* Okunacak bölüm *

11:01 am Ekonomi

Cumhuriyet’in 100 Yılı-4

Enflasyon, TCMB ve Cumhurbaşkanlığı Sistemi

Merkez bankaları 2008 Krizi’nden bu yana en çok konuştuğumuz kurumlar oldu. Krizin bir ölçüde yaratıcısı olmalarına rağmen çare de onlardan beklendi. Birçok ülkenin merkez bankası bu çağrıya olumlu yanıt vermiş, parasal genişlemeye giderek krize kadar D. Hume’den -Hatta Aristo’dan- başlayıp M. Friedman’a değin uzanan para arzı ile fiyat artışı arasında kurulan pozitif korelasyonu bir kenara bırakıp para arzını arttırarak finansal kurumları (bankalar), şirketleri, hükümetleri batmaktan kurtardı.

Bu politika, gelişmiş ülkelerde (ABD, AB, Japonya) faiz oranlarını hızla düşürmüş, negatif faiz oranları baskın hale gelmişti. Yaşanan kaotik durumu algılamaya çalışırken merkez bankalarından bu defa da salgının getirdiği büyük yıkımı karşılaması istendi. Yanıt yine parasal genişlemeyle karşılık buldu. Bu süreçte ABD Merkez Bankasının (FED) bilanço büyüklüğü 2008 sonunda 800 milyar dolar iken 2019 sonunda bilanço 4 trilyon dolara, bir yıl sonra 2020’nin sonunda 7,2 trilyon dolara yükseldi. FED, sadece ABD için değil, tüm dünya için adeta gökten dolar yağdırdı. Bu paraya da yıllar önce Friedman’ın ifade ettiği biçimiyle “helikopter para” dendi.

Merkez bankaları son kredi verici (lender of last resort) ve banknot çıkarma tekeline (seigniorage) sahip olduğundan para politikasının da yürütücüsü. Bu gücü nedeniyle de geçmişten bugüne merkez bankaları her zaman tartışılan kurumlar arasında oldu. 2008 Krizi sonrası uygulanan genişlemeci para ve maliye politikalarıyla birlikte bu tartışma daha da arttı, salgınla birlikte de adeta tavan yaptı.

* Alıştırma görevi 1 *
Merkez bankaları yazısına göre FED'in bilanço büyüklüğü 2020'nin sonunda kaç dolara yükseldi?
* Alıştırma görevi 2 *
Merkez bankaları yazısında "11:01 am Ekonomi" ifadesinden "hükümetleri batmaktan kurtardı." ifadesine kadar olan kısmı, "batmaktan" yerine "iflastan" koyarak yeniden yazın.
* Alıştırma görevi 3 *
Merkez bankaları yazısını kaldığı yerden lütfen sürdürün.

* Gösterilen bilgiler *
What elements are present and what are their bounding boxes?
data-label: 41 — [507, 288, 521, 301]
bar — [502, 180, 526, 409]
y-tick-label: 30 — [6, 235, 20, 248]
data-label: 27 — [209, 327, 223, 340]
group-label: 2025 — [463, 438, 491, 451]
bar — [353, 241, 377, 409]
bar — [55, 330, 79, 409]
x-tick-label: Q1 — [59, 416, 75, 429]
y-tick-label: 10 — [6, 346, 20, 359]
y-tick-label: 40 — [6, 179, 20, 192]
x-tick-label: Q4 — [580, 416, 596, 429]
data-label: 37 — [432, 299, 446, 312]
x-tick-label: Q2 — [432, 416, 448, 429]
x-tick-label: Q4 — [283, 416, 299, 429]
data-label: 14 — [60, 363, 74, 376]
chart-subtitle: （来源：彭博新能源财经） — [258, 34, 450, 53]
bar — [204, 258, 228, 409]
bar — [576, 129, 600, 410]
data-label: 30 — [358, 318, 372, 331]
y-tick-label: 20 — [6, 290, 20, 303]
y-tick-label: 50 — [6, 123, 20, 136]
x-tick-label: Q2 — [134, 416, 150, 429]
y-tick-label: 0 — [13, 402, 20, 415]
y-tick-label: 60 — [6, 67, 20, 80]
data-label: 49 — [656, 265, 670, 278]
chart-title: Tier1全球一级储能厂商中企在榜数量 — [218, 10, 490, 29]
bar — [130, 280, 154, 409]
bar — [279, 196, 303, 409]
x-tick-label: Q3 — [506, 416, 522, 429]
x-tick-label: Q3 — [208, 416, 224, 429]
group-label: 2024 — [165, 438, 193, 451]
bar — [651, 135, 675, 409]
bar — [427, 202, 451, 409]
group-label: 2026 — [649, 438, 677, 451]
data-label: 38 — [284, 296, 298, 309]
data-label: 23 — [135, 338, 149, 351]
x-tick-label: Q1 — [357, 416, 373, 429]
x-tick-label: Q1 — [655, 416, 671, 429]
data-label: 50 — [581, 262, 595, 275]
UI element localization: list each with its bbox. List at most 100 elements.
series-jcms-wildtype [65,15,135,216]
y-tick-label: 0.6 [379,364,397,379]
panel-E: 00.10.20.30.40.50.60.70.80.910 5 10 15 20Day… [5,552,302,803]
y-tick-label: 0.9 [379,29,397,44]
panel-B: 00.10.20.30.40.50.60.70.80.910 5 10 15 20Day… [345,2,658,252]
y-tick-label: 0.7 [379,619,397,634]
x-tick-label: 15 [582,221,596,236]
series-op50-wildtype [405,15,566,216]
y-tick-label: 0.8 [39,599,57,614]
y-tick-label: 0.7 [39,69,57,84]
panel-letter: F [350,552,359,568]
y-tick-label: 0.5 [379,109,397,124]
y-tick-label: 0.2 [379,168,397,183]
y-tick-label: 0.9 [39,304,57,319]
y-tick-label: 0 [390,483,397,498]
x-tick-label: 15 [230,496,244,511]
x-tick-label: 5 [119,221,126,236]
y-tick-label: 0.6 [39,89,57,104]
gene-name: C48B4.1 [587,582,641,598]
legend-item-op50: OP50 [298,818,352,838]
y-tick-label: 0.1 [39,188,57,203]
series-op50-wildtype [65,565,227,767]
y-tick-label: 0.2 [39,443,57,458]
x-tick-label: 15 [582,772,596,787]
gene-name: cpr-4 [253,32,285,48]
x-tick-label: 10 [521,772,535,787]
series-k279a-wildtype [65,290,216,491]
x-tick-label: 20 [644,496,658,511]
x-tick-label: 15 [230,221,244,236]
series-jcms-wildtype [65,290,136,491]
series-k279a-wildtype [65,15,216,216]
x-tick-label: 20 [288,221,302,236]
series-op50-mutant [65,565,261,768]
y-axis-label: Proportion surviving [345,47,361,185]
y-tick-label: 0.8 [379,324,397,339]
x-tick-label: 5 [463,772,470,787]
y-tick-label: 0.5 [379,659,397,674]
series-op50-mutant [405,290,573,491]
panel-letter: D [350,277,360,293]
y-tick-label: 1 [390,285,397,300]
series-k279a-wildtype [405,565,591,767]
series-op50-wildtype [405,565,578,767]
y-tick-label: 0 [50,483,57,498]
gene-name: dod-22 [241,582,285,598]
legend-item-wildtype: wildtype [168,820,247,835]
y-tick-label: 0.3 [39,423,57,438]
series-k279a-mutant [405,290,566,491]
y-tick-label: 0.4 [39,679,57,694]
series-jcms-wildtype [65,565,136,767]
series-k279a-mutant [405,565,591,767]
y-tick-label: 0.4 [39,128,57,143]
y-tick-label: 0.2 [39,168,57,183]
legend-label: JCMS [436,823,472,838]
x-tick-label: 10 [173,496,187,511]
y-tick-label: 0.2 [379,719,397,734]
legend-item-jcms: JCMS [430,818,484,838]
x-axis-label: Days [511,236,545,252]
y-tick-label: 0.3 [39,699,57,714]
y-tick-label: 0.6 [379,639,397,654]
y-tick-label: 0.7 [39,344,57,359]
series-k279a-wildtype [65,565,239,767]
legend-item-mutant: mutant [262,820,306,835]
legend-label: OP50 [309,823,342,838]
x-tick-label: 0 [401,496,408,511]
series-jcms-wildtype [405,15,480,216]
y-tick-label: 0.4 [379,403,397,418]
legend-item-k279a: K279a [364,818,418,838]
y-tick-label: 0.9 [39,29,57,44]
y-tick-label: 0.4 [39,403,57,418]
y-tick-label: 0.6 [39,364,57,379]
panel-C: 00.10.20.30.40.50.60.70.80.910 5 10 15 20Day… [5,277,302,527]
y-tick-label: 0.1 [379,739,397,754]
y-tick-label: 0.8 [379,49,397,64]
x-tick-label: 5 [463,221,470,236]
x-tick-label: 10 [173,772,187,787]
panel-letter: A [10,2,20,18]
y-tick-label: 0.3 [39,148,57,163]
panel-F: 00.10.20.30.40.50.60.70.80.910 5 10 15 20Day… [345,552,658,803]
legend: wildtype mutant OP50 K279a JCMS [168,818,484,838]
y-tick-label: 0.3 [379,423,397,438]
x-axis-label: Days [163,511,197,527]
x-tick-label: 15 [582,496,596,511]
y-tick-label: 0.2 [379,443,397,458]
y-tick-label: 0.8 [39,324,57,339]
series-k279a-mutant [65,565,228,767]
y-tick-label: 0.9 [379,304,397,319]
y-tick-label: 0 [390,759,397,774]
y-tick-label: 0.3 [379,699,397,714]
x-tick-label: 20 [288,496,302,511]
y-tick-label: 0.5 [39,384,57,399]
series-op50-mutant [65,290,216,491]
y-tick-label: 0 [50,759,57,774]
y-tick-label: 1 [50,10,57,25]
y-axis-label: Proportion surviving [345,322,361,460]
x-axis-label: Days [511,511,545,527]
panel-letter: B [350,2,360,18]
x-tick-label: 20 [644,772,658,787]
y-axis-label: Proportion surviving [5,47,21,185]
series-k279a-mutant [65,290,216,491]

* Alıştırma çıktısı 1 *
7,2 trilyon dolara yükseldi.

* Alıştırma çıktısı 2 *
11:01 am Ekonomi

Cumhuriyet’in 100 Yılı-4

Enflasyon, TCMB ve Cumhurbaşkanlığı Sistemi

Merkez bankaları 2008 Krizi’nden bu yana en çok konuştuğumuz kurumlar oldu. Krizin bir ölçüde yaratıcısı olmalarına rağmen çare de onlardan beklendi. Birçok ülkenin merkez bankası bu çağrıya olumlu yanıt vermiş, parasal genişlemeye giderek krize kadar D. Hume’den -Hatta Aristo’dan- başlayıp M. Friedman’a değin uzanan para arzı ile fiyat artışı arasında kurulan pozitif korelasyonu bir kenara bırakıp para arzını arttırarak finansal kurumları (bankalar), şirketleri, hükümetleri iflastan kurtardı.

* Alıştırma çıktısı 3 *
1980’li yıllarda dünya ekonomisinin enflasyonist krize girmesiyle merkez bankalarının yasal amaç ve araç bağımsızlığı öne çıktı. Birçok ülkede bu sağlandı, yaklaşık 30 ülkede para politikası kurala dayalı hale geldi ve merkez bankalarının tek hedefi fiyat istikrarını sağlamak oldu. Taylor kuralına dayalı (enflasyon hedeflemesi) para politikası basit işleyen bir denklem olmasına karşın, birçok ülkede olumlu sonuç verdi. 

2008 Krizi’yle birlikte merkez bankaları aynı zamanda istihdamı koruyucu politikalar üretti. Örneğin krizin daha başında ABD Merkez Bankası “Paycheck Protection Program Liquidity Facility” ile küçük işletmelere kredi sağlayarak onların likidite darlığına düşerek batmalarını engelledi.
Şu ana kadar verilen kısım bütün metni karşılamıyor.